## [Problem details]
From the entries below, report how many lines contain the string "title". Give only that number.

(Entries with figure data)
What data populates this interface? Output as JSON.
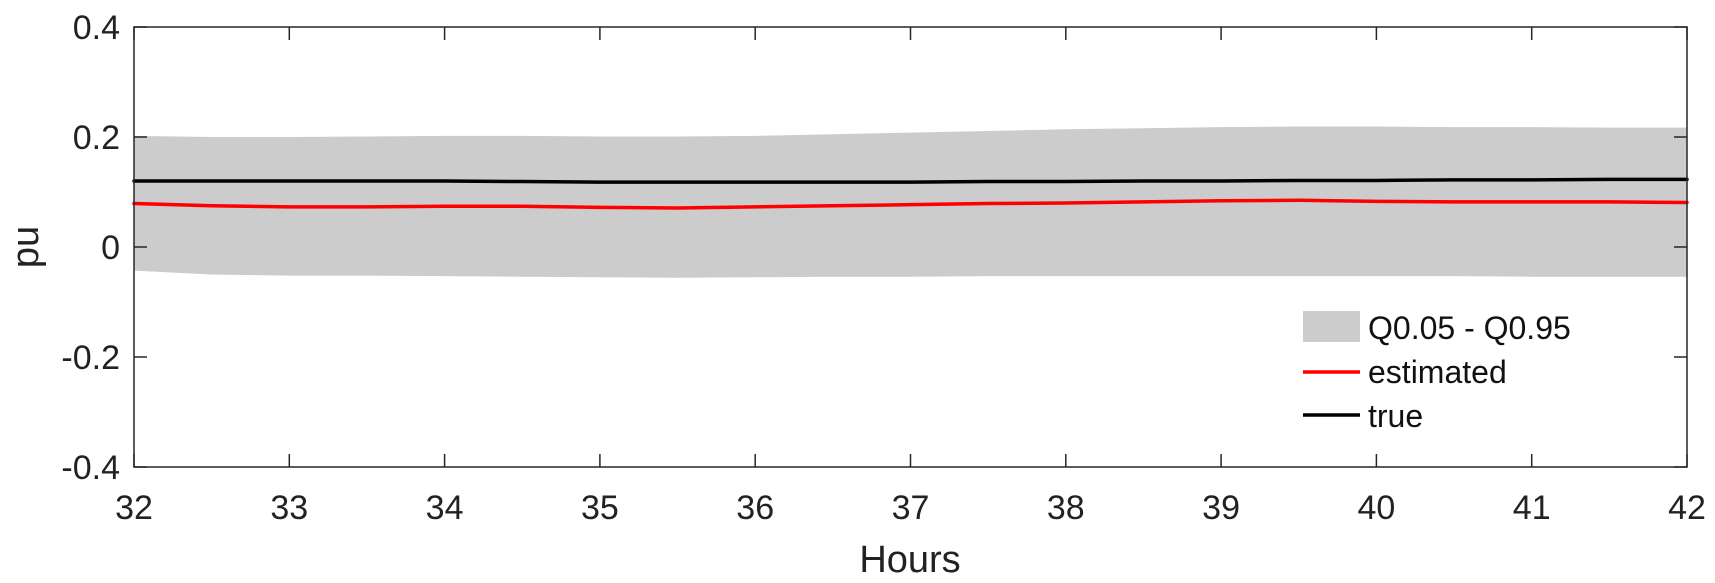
{
  "chart_data": {
    "type": "line",
    "xlabel": "Hours",
    "ylabel": "pu",
    "xlim": [
      32,
      42
    ],
    "ylim": [
      -0.4,
      0.4
    ],
    "xticks": [
      32,
      33,
      34,
      35,
      36,
      37,
      38,
      39,
      40,
      41,
      42
    ],
    "xtick_labels": [
      "32",
      "33",
      "34",
      "35",
      "36",
      "37",
      "38",
      "39",
      "40",
      "41",
      "42"
    ],
    "yticks": [
      -0.4,
      -0.2,
      0,
      0.2,
      0.4
    ],
    "ytick_labels": [
      "-0.4",
      "-0.2",
      "0",
      "0.2",
      "0.4"
    ],
    "grid": false,
    "legend_position": "bottom-right",
    "x": [
      32,
      32.5,
      33,
      33.5,
      34,
      34.5,
      35,
      35.5,
      36,
      36.5,
      37,
      37.5,
      38,
      38.5,
      39,
      39.5,
      40,
      40.5,
      41,
      41.5,
      42
    ],
    "band": {
      "name": "Q0.05 - Q0.95",
      "color": "#cccccc",
      "upper": [
        0.202,
        0.2,
        0.2,
        0.201,
        0.202,
        0.202,
        0.201,
        0.201,
        0.202,
        0.205,
        0.208,
        0.211,
        0.214,
        0.216,
        0.218,
        0.219,
        0.219,
        0.218,
        0.218,
        0.217,
        0.217
      ],
      "lower": [
        -0.043,
        -0.05,
        -0.052,
        -0.052,
        -0.053,
        -0.054,
        -0.055,
        -0.056,
        -0.055,
        -0.054,
        -0.054,
        -0.053,
        -0.053,
        -0.053,
        -0.053,
        -0.053,
        -0.053,
        -0.053,
        -0.054,
        -0.054,
        -0.054
      ]
    },
    "series": [
      {
        "name": "estimated",
        "color": "#ff0000",
        "values": [
          0.079,
          0.075,
          0.073,
          0.073,
          0.074,
          0.074,
          0.072,
          0.071,
          0.073,
          0.075,
          0.077,
          0.079,
          0.08,
          0.082,
          0.084,
          0.085,
          0.083,
          0.082,
          0.082,
          0.082,
          0.081
        ]
      },
      {
        "name": "true",
        "color": "#000000",
        "values": [
          0.12,
          0.12,
          0.12,
          0.12,
          0.12,
          0.119,
          0.118,
          0.118,
          0.118,
          0.118,
          0.118,
          0.119,
          0.119,
          0.12,
          0.12,
          0.121,
          0.121,
          0.122,
          0.122,
          0.123,
          0.123
        ]
      }
    ]
  }
}
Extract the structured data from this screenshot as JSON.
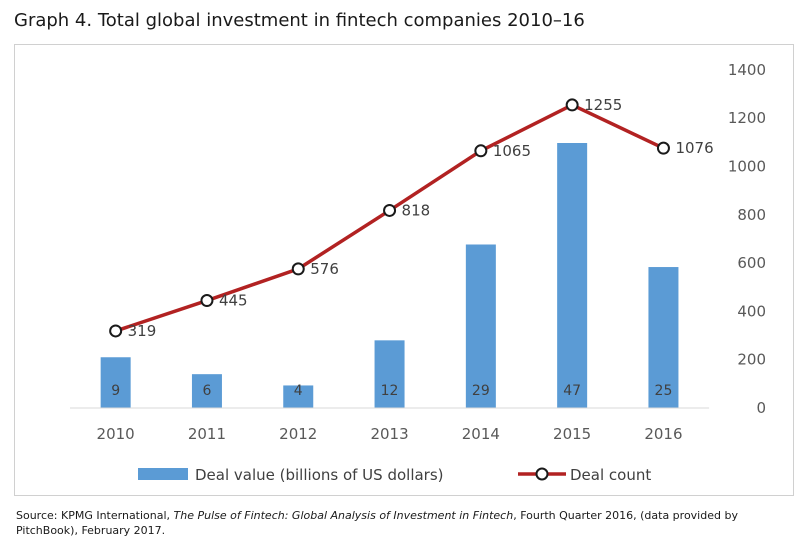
{
  "title": "Graph 4. Total global investment in fintech companies 2010–16",
  "source": {
    "prefix": "Source: KPMG International, ",
    "italic": "The Pulse of Fintech: Global Analysis of Investment in Fintech",
    "suffix": ", Fourth Quarter 2016, (data provided by PitchBook), February 2017."
  },
  "chart_data": {
    "type": "bar",
    "categories": [
      "2010",
      "2011",
      "2012",
      "2013",
      "2014",
      "2015",
      "2016"
    ],
    "series": [
      {
        "name": "Deal value (billions of US dollars)",
        "type": "bar",
        "values": [
          9,
          6,
          4,
          12,
          29,
          47,
          25
        ],
        "color": "#5b9bd5"
      },
      {
        "name": "Deal count",
        "type": "line",
        "values": [
          319,
          445,
          576,
          818,
          1065,
          1255,
          1076
        ],
        "color": "#b22222"
      }
    ],
    "right_axis": {
      "ylim": [
        0,
        1400
      ],
      "ticks": [
        "0",
        "200",
        "400",
        "600",
        "800",
        "1000",
        "1200",
        "1400"
      ]
    },
    "bar_ylim": [
      0,
      50
    ],
    "legend_position": "bottom",
    "grid": false
  }
}
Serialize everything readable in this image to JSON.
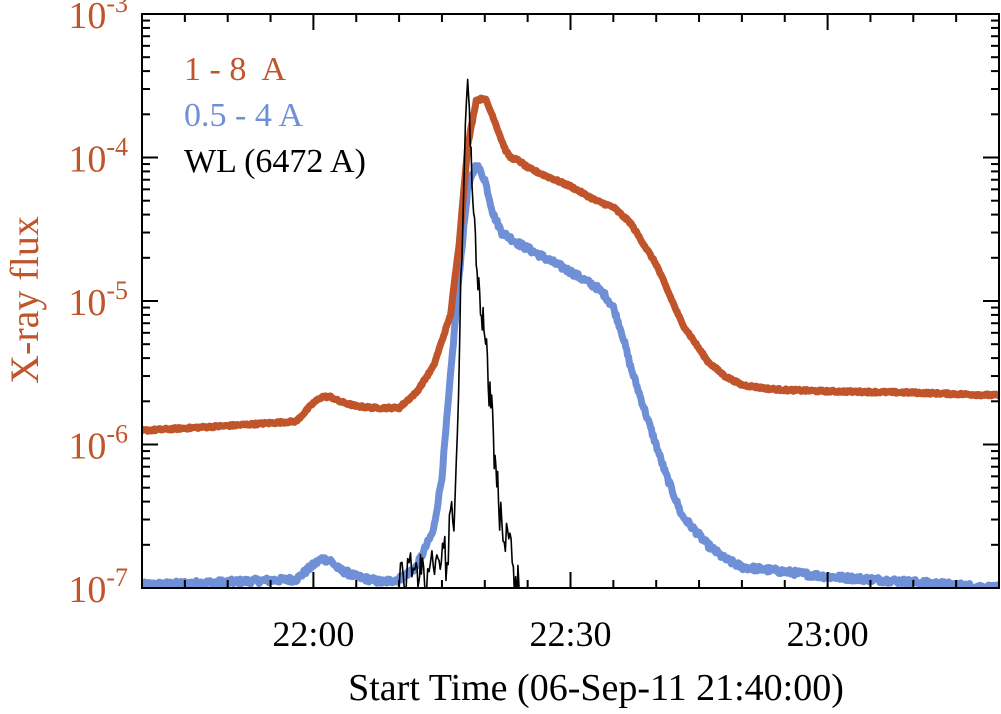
{
  "chart_data": {
    "type": "line",
    "title": "",
    "xlabel": "Start Time (06-Sep-11 21:40:00)",
    "ylabel": "X-ray flux",
    "yscale": "log",
    "x_unit": "minutes since 21:40:00",
    "xlim": [
      0,
      100
    ],
    "ylim": [
      1e-07,
      0.001
    ],
    "x_ticks": [
      {
        "value": 20,
        "label": "22:00"
      },
      {
        "value": 50,
        "label": "22:30"
      },
      {
        "value": 80,
        "label": "23:00"
      }
    ],
    "y_ticks": [
      {
        "exp": "-7",
        "value": 1e-07
      },
      {
        "exp": "-6",
        "value": 1e-06
      },
      {
        "exp": "-5",
        "value": 1e-05
      },
      {
        "exp": "-4",
        "value": 0.0001
      },
      {
        "exp": "-3",
        "value": 0.001
      }
    ],
    "y_tick_base": "10",
    "legend_position": "top-left",
    "colors": {
      "axis_ylabel": "#c0542a",
      "series_1_8": "#c0542a",
      "series_05_4": "#6f8fd6",
      "series_wl": "#000000",
      "frame": "#000000"
    },
    "series": [
      {
        "name": "1 - 8  A",
        "color": "#c0542a",
        "x": [
          0,
          10,
          18,
          20,
          21,
          22,
          23,
          25,
          27,
          30,
          32,
          34,
          36,
          37,
          38,
          39,
          40,
          41,
          42,
          42.5,
          43,
          44,
          45,
          47,
          50,
          53,
          55,
          57,
          60,
          63,
          66,
          68,
          70,
          73,
          75,
          80,
          90,
          100
        ],
        "y": [
          1.25e-06,
          1.35e-06,
          1.45e-06,
          1.95e-06,
          2.15e-06,
          2.15e-06,
          2e-06,
          1.85e-06,
          1.8e-06,
          1.8e-06,
          2.3e-06,
          3.5e-06,
          8e-06,
          2.5e-05,
          0.00012,
          0.00025,
          0.00026,
          0.00019,
          0.00013,
          0.00011,
          0.0001,
          9.5e-05,
          8.5e-05,
          7.5e-05,
          6.3e-05,
          5e-05,
          4.5e-05,
          3.5e-05,
          1.8e-05,
          7e-06,
          3.8e-06,
          3e-06,
          2.6e-06,
          2.45e-06,
          2.4e-06,
          2.35e-06,
          2.3e-06,
          2.2e-06
        ]
      },
      {
        "name": "0.5 - 4 A",
        "color": "#6f8fd6",
        "x": [
          0,
          10,
          18,
          20,
          21,
          22,
          23,
          25,
          28,
          30,
          32,
          34,
          35,
          36,
          37,
          38,
          39,
          40,
          41,
          42,
          44,
          47,
          50,
          53,
          54,
          55,
          56,
          57,
          59,
          61,
          63,
          66,
          68,
          70,
          75,
          80,
          90,
          100
        ],
        "y": [
          1.05e-07,
          1.1e-07,
          1.15e-07,
          1.45e-07,
          1.6e-07,
          1.55e-07,
          1.35e-07,
          1.2e-07,
          1.1e-07,
          1.15e-07,
          1.4e-07,
          2.5e-07,
          6e-07,
          3e-06,
          1.5e-05,
          6e-05,
          9e-05,
          7e-05,
          4e-05,
          3e-05,
          2.5e-05,
          2e-05,
          1.6e-05,
          1.25e-05,
          1.1e-05,
          9e-06,
          6e-06,
          3.5e-06,
          1.5e-06,
          6.5e-07,
          3.2e-07,
          2e-07,
          1.6e-07,
          1.4e-07,
          1.3e-07,
          1.2e-07,
          1.1e-07,
          1e-07
        ]
      },
      {
        "name": "WL (6472 A)",
        "color": "#000000",
        "x": [
          30,
          30.5,
          31,
          31.5,
          32,
          32.3,
          32.6,
          33,
          33.5,
          34,
          34.4,
          34.8,
          35.2,
          35.6,
          36,
          36.4,
          36.8,
          37.2,
          37.6,
          38,
          38.3,
          38.6,
          38.9,
          39.2,
          39.5,
          39.8,
          40.1,
          40.4,
          40.7,
          41,
          41.3,
          41.6,
          42,
          42.4,
          42.8,
          43.2,
          43.6,
          44
        ],
        "y": [
          1e-07,
          1.2e-07,
          1.6e-07,
          1.2e-07,
          1.5e-07,
          1.1e-07,
          1.25e-07,
          1e-07,
          1.3e-07,
          1.4e-07,
          1.7e-07,
          1.35e-07,
          1.9e-07,
          1.5e-07,
          3.5e-07,
          2.5e-07,
          1.2e-06,
          1.5e-05,
          8e-05,
          0.00035,
          0.00012,
          5e-05,
          3e-05,
          1.2e-05,
          8e-06,
          9e-06,
          5e-06,
          2.5e-06,
          1.8e-06,
          1.2e-06,
          7e-07,
          4e-07,
          2.8e-07,
          1.8e-07,
          2.2e-07,
          1.5e-07,
          1.2e-07,
          1e-07
        ]
      }
    ]
  }
}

## [Result for this exercise]
2